+++ Supplied data +++

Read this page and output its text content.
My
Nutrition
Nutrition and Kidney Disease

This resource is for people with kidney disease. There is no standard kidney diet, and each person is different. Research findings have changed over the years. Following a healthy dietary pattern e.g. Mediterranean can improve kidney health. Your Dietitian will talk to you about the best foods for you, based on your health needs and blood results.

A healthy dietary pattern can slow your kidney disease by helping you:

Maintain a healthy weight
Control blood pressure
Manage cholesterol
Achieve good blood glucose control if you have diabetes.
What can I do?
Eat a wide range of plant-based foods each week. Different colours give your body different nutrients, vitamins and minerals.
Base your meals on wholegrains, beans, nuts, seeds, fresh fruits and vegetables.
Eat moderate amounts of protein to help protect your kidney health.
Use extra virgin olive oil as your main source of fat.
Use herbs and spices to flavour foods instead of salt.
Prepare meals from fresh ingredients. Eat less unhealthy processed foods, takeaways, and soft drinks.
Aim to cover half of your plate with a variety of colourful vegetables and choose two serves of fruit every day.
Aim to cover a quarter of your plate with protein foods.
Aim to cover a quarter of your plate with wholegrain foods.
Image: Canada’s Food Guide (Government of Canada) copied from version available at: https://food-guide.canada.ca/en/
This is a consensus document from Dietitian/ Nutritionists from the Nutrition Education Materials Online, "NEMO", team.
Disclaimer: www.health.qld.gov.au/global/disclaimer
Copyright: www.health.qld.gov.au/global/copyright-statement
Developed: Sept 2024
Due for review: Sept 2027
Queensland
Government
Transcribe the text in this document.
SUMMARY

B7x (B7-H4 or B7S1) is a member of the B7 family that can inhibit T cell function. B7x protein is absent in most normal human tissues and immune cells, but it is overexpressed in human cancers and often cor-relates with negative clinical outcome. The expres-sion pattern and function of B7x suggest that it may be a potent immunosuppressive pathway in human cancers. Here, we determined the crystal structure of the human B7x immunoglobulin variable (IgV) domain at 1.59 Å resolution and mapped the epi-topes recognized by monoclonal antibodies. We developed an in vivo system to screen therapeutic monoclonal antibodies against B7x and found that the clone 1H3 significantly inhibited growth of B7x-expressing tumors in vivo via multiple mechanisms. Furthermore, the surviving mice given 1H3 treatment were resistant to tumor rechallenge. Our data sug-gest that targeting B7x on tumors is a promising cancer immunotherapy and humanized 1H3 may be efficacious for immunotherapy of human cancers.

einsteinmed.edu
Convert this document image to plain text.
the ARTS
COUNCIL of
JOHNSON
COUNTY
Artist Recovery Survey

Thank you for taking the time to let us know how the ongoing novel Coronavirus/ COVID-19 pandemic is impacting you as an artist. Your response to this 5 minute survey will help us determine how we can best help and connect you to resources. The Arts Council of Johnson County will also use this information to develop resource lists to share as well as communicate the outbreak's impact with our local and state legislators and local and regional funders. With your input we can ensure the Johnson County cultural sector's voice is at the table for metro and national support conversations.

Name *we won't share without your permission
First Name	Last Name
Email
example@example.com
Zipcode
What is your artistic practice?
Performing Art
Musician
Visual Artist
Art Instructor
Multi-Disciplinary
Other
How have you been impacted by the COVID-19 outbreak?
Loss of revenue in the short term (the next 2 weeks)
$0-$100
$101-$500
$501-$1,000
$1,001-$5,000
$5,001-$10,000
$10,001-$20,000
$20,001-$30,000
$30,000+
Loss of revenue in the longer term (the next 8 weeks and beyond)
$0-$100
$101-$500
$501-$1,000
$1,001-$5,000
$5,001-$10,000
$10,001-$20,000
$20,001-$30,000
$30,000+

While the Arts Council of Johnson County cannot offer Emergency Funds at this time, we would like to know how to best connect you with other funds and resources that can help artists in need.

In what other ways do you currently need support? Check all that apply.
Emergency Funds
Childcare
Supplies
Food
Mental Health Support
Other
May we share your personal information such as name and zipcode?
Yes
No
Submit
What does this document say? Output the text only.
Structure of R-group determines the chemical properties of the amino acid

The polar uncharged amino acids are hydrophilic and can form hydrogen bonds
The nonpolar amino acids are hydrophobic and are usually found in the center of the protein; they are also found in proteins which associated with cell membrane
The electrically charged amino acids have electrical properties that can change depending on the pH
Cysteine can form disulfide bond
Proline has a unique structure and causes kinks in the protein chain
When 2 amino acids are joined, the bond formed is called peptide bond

+++

◆ **Task objective**: Gather every line from the entries above where the word "COVID" appears, and copy them.

◆ **Task solution**:
Thank you for taking the time to let us know how the ongoing novel Coronavirus/ COVID-19 pandemic is impacting you as an artist. Your response to this 5 minute survey will help us determine how we can best help and connect you to resources. The Arts Council of Johnson County will also use this information to develop resource lists to share as well as communicate the outbreak's impact with our local and state legislators and local and regional funders. With your input we can ensure the Johnson County cultural sector's voice is at the table for metro and national support conversations.
How have you been impacted by the COVID-19 outbreak?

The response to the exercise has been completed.